Dataset entries on figures
►

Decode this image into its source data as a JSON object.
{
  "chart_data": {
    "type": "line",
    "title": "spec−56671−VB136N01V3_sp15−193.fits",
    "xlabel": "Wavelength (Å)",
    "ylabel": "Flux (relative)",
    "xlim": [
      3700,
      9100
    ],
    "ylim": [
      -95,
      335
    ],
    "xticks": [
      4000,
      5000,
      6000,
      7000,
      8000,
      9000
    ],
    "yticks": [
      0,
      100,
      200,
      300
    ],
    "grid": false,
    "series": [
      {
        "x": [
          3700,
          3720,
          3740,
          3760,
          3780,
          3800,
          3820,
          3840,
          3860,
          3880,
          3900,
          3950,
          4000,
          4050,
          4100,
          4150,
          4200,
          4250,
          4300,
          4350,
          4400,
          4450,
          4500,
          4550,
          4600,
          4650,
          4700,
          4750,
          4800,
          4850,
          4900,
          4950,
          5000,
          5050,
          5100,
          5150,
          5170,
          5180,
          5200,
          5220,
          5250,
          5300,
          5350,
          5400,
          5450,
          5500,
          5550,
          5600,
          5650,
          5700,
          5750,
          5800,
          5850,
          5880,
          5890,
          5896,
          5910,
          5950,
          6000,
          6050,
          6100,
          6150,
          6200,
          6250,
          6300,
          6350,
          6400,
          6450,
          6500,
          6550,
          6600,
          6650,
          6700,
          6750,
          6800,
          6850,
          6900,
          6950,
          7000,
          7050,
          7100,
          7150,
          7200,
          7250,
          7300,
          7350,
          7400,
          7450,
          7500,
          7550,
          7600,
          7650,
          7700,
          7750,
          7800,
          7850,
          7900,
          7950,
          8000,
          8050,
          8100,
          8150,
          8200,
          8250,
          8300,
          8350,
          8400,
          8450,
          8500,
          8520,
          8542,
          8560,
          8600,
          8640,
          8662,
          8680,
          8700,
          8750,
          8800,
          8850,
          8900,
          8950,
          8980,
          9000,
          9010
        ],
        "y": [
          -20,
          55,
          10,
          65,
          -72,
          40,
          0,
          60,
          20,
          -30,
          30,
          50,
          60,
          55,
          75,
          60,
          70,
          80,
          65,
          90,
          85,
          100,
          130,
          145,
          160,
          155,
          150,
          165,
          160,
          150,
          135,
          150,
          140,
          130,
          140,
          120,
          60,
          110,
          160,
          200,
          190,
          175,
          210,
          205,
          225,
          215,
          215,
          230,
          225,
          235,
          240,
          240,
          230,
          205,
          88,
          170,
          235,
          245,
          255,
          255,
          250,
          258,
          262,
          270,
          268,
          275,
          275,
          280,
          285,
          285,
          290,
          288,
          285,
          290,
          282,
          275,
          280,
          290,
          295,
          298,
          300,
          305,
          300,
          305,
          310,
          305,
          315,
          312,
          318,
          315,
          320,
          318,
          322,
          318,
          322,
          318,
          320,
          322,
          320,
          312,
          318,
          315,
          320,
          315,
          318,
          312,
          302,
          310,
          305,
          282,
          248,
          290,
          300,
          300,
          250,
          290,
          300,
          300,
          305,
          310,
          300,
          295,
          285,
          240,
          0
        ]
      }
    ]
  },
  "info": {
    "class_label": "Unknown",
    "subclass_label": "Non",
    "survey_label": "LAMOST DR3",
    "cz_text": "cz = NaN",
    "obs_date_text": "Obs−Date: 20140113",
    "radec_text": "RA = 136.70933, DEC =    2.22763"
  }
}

◄
►

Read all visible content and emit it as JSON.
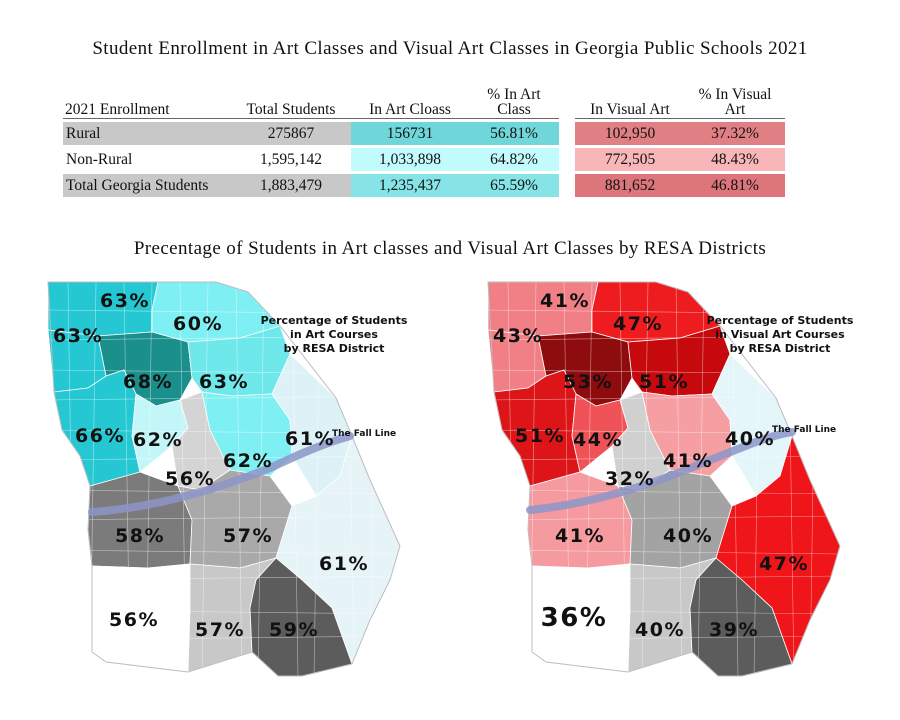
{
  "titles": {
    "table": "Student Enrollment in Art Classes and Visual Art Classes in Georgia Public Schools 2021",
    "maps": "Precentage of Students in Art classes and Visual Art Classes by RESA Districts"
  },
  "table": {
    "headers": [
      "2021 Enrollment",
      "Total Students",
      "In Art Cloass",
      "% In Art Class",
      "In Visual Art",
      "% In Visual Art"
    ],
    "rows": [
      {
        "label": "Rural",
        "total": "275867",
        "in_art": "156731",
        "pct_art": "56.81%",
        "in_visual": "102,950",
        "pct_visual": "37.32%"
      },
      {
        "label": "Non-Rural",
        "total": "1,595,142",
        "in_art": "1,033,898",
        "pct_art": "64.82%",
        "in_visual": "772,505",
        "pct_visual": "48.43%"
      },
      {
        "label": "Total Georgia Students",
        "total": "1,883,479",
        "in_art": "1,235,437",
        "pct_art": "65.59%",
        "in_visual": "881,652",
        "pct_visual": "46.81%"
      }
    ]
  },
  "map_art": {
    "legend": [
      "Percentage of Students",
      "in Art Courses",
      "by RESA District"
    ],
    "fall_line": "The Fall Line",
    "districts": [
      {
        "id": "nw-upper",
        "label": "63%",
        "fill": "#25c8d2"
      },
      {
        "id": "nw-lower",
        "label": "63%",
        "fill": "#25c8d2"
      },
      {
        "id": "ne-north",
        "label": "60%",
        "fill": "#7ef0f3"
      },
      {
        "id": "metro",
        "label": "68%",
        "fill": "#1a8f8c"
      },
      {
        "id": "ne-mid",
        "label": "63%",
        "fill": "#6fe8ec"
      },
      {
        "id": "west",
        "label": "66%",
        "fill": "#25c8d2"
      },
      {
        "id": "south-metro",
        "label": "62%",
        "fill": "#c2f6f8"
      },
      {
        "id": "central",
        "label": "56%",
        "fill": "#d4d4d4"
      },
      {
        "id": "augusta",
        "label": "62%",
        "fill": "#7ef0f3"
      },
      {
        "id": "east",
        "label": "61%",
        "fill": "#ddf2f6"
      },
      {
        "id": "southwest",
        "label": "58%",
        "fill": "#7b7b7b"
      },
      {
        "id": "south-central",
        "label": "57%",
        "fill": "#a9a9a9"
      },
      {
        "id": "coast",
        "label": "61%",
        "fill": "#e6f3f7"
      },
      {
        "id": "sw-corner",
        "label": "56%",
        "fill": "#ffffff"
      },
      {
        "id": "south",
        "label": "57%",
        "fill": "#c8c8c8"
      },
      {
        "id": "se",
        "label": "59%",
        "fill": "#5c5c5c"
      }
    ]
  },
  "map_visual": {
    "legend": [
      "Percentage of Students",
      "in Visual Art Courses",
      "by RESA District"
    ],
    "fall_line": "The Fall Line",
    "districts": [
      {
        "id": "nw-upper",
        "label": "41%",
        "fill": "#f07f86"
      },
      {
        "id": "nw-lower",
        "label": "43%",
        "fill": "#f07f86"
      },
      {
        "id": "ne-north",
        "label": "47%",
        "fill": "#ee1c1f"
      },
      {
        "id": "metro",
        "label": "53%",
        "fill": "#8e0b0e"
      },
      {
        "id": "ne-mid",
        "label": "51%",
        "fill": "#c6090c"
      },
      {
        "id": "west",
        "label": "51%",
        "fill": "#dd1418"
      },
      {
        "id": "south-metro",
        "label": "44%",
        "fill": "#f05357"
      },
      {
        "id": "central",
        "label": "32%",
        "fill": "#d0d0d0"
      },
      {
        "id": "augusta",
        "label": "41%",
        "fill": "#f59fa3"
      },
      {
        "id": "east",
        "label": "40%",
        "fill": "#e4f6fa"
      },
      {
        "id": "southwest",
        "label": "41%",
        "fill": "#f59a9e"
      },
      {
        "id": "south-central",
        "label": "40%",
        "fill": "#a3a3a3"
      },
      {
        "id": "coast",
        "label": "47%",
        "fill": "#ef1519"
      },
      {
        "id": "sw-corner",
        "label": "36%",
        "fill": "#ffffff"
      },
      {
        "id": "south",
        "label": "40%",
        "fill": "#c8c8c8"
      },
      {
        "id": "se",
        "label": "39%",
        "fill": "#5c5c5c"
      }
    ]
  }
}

◄

PROBLEM DETAILS:
Pull every line containing "JSON" from the material above.

ANSWER TO THIS EXERCISE:
Decode this image into its source data as a JSON object.
Read all visible content and emit it as JSON.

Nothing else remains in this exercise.